Every line of the material is to be repeated exactly as it stands.

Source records
☆ ☆ ☆ ☆ ☆
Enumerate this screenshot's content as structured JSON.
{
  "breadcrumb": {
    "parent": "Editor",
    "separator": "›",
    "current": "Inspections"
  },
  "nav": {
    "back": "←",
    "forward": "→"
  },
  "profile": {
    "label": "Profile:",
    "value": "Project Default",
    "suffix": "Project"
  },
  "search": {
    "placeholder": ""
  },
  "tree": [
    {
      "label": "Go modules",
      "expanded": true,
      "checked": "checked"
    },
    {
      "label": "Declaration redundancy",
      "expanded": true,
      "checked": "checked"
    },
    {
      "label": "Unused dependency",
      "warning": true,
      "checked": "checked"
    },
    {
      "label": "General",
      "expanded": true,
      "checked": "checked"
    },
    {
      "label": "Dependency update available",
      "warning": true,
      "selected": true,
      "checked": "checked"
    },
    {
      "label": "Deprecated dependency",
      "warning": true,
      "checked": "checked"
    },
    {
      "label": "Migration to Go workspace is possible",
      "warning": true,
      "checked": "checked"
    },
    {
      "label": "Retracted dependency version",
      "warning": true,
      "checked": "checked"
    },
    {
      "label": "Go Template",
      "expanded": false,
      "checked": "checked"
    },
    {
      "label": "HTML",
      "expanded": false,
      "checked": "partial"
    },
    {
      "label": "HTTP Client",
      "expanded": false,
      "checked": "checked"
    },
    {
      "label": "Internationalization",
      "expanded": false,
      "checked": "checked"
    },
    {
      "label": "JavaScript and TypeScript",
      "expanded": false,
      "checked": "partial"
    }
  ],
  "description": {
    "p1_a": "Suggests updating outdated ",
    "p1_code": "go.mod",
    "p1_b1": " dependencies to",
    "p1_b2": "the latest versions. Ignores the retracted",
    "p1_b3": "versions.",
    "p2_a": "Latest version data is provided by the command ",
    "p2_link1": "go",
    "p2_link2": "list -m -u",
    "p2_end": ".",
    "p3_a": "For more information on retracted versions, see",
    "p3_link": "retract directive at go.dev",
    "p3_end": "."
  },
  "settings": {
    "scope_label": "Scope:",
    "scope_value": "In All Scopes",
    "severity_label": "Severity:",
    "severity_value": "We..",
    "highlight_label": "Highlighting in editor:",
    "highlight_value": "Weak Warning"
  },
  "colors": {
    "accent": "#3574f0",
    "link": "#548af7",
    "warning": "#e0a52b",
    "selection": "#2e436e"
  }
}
☆ ☆ ☆ ☆ ☆
• [Answer to this exercise]:
Enumerate this screenshot's content as structured JSON.
{
  "breadcrumb": {
    "parent": "Editor",
    "separator": "›",
    "current": "Inspections"
  },
  "nav": {
    "back": "←",
    "forward": "→"
  },
  "profile": {
    "label": "Profile:",
    "value": "Project Default",
    "suffix": "Project"
  },
  "search": {
    "placeholder": ""
  },
  "tree": [
    {
      "label": "Go modules",
      "expanded": true,
      "checked": "checked"
    },
    {
      "label": "Declaration redundancy",
      "expanded": true,
      "checked": "checked"
    },
    {
      "label": "Unused dependency",
      "warning": true,
      "checked": "checked"
    },
    {
      "label": "General",
      "expanded": true,
      "checked": "checked"
    },
    {
      "label": "Dependency update available",
      "warning": true,
      "selected": true,
      "checked": "checked"
    },
    {
      "label": "Deprecated dependency",
      "warning": true,
      "checked": "checked"
    },
    {
      "label": "Migration to Go workspace is possible",
      "warning": true,
      "checked": "checked"
    },
    {
      "label": "Retracted dependency version",
      "warning": true,
      "checked": "checked"
    },
    {
      "label": "Go Template",
      "expanded": false,
      "checked": "checked"
    },
    {
      "label": "HTML",
      "expanded": false,
      "checked": "partial"
    },
    {
      "label": "HTTP Client",
      "expanded": false,
      "checked": "checked"
    },
    {
      "label": "Internationalization",
      "expanded": false,
      "checked": "checked"
    },
    {
      "label": "JavaScript and TypeScript",
      "expanded": false,
      "checked": "partial"
    }
  ],
  "description": {
    "p1_a": "Suggests updating outdated ",
    "p1_code": "go.mod",
    "p1_b1": " dependencies to",
    "p1_b2": "the latest versions. Ignores the retracted",
    "p1_b3": "versions.",
    "p2_a": "Latest version data is provided by the command ",
    "p2_link1": "go",
    "p2_link2": "list -m -u",
    "p2_end": ".",
    "p3_a": "For more information on retracted versions, see",
    "p3_link": "retract directive at go.dev",
    "p3_end": "."
  },
  "settings": {
    "scope_label": "Scope:",
    "scope_value": "In All Scopes",
    "severity_label": "Severity:",
    "severity_value": "We..",
    "highlight_label": "Highlighting in editor:",
    "highlight_value": "Weak Warning"
  },
  "colors": {
    "accent": "#3574f0",
    "link": "#548af7",
    "warning": "#e0a52b",
    "selection": "#2e436e"
  }
}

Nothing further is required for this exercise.